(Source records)
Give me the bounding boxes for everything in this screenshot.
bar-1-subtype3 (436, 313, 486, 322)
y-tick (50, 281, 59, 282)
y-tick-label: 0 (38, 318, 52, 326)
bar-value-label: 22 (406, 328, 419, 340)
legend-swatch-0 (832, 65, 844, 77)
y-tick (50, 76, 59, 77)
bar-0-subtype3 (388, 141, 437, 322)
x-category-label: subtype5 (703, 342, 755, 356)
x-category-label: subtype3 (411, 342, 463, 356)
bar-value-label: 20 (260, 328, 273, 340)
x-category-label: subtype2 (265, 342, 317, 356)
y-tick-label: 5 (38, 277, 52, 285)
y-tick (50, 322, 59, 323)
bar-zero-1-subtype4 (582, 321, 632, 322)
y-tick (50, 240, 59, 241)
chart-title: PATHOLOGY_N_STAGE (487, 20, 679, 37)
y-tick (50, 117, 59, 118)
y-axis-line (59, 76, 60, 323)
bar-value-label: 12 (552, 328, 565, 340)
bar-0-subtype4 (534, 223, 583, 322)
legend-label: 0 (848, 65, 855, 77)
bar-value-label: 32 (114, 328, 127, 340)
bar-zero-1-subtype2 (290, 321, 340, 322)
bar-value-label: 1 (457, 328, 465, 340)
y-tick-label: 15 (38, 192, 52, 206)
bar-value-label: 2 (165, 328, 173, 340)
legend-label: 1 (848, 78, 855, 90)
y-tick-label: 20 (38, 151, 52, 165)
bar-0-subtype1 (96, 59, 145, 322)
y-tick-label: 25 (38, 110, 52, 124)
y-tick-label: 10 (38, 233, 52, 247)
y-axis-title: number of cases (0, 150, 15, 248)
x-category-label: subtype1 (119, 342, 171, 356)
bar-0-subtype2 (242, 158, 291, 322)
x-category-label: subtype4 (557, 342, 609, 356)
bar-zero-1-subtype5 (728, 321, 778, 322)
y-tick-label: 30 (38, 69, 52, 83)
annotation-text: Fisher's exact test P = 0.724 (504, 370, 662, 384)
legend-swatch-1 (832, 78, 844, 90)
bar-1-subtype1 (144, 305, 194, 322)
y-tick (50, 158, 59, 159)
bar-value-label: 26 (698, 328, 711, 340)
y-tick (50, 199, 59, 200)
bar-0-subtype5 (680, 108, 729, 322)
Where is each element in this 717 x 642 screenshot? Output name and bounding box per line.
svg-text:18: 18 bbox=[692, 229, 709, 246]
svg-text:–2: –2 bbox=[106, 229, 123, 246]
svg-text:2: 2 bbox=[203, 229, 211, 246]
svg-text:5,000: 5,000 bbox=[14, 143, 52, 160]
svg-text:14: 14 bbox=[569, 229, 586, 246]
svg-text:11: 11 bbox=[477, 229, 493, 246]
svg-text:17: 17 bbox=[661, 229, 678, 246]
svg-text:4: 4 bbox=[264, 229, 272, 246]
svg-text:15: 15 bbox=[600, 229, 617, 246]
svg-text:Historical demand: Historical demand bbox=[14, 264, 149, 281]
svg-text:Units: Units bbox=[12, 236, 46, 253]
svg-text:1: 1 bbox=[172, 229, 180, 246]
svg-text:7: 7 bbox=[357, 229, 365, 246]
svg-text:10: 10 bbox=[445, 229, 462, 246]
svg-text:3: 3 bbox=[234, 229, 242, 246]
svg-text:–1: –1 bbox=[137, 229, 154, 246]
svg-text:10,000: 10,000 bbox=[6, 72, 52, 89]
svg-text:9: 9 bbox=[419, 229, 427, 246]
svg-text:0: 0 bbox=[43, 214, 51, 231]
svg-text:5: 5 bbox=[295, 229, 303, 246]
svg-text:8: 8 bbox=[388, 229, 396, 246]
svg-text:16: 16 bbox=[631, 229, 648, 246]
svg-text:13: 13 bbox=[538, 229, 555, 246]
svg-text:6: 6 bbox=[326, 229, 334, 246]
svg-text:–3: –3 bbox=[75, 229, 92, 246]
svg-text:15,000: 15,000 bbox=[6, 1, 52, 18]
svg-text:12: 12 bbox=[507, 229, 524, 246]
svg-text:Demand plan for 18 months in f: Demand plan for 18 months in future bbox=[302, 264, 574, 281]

- STATED PROBLEM -
Please copy out every line of the data above, character for character and in the same order.

- THE RESULT -
Give me the bounding boxes for everything in this screenshot.
bar-1-subtype3 (436, 313, 486, 322)
y-tick (50, 281, 59, 282)
y-tick-label: 0 (38, 318, 52, 326)
bar-value-label: 22 (406, 328, 419, 340)
legend-swatch-0 (832, 65, 844, 77)
y-tick (50, 76, 59, 77)
bar-0-subtype3 (388, 141, 437, 322)
x-category-label: subtype5 (703, 342, 755, 356)
x-category-label: subtype3 (411, 342, 463, 356)
bar-value-label: 20 (260, 328, 273, 340)
x-category-label: subtype2 (265, 342, 317, 356)
y-tick-label: 5 (38, 277, 52, 285)
y-tick (50, 322, 59, 323)
bar-zero-1-subtype4 (582, 321, 632, 322)
y-tick (50, 240, 59, 241)
chart-title: PATHOLOGY_N_STAGE (487, 20, 679, 37)
y-tick (50, 117, 59, 118)
y-axis-line (59, 76, 60, 323)
bar-value-label: 12 (552, 328, 565, 340)
bar-0-subtype4 (534, 223, 583, 322)
legend-label: 0 (848, 65, 855, 77)
bar-value-label: 32 (114, 328, 127, 340)
bar-zero-1-subtype2 (290, 321, 340, 322)
bar-value-label: 1 (457, 328, 465, 340)
y-tick-label: 15 (38, 192, 52, 206)
bar-value-label: 2 (165, 328, 173, 340)
legend-label: 1 (848, 78, 855, 90)
y-tick-label: 20 (38, 151, 52, 165)
bar-0-subtype1 (96, 59, 145, 322)
y-tick-label: 25 (38, 110, 52, 124)
y-tick-label: 10 (38, 233, 52, 247)
y-axis-title: number of cases (0, 150, 15, 248)
x-category-label: subtype1 (119, 342, 171, 356)
bar-0-subtype2 (242, 158, 291, 322)
x-category-label: subtype4 (557, 342, 609, 356)
bar-zero-1-subtype5 (728, 321, 778, 322)
y-tick-label: 30 (38, 69, 52, 83)
annotation-text: Fisher's exact test P = 0.724 (504, 370, 662, 384)
legend-swatch-1 (832, 78, 844, 90)
bar-1-subtype1 (144, 305, 194, 322)
y-tick (50, 158, 59, 159)
bar-value-label: 26 (698, 328, 711, 340)
y-tick (50, 199, 59, 200)
bar-0-subtype5 (680, 108, 729, 322)
Where is each element in this 717 x 642 screenshot? Output name and bounding box per line.
svg-text:18: 18 bbox=[692, 229, 709, 246]
svg-text:–2: –2 bbox=[106, 229, 123, 246]
svg-text:2: 2 bbox=[203, 229, 211, 246]
svg-text:5,000: 5,000 bbox=[14, 143, 52, 160]
svg-text:14: 14 bbox=[569, 229, 586, 246]
svg-text:11: 11 bbox=[477, 229, 493, 246]
svg-text:17: 17 bbox=[661, 229, 678, 246]
svg-text:4: 4 bbox=[264, 229, 272, 246]
svg-text:15: 15 bbox=[600, 229, 617, 246]
svg-text:Historical demand: Historical demand bbox=[14, 264, 149, 281]
svg-text:Units: Units bbox=[12, 236, 46, 253]
svg-text:1: 1 bbox=[172, 229, 180, 246]
svg-text:7: 7 bbox=[357, 229, 365, 246]
svg-text:10: 10 bbox=[445, 229, 462, 246]
svg-text:3: 3 bbox=[234, 229, 242, 246]
svg-text:–1: –1 bbox=[137, 229, 154, 246]
svg-text:10,000: 10,000 bbox=[6, 72, 52, 89]
svg-text:9: 9 bbox=[419, 229, 427, 246]
svg-text:0: 0 bbox=[43, 214, 51, 231]
svg-text:5: 5 bbox=[295, 229, 303, 246]
svg-text:8: 8 bbox=[388, 229, 396, 246]
svg-text:16: 16 bbox=[631, 229, 648, 246]
svg-text:13: 13 bbox=[538, 229, 555, 246]
svg-text:6: 6 bbox=[326, 229, 334, 246]
svg-text:–3: –3 bbox=[75, 229, 92, 246]
svg-text:15,000: 15,000 bbox=[6, 1, 52, 18]
svg-text:12: 12 bbox=[507, 229, 524, 246]
svg-text:Demand plan for 18 months in f: Demand plan for 18 months in future bbox=[302, 264, 574, 281]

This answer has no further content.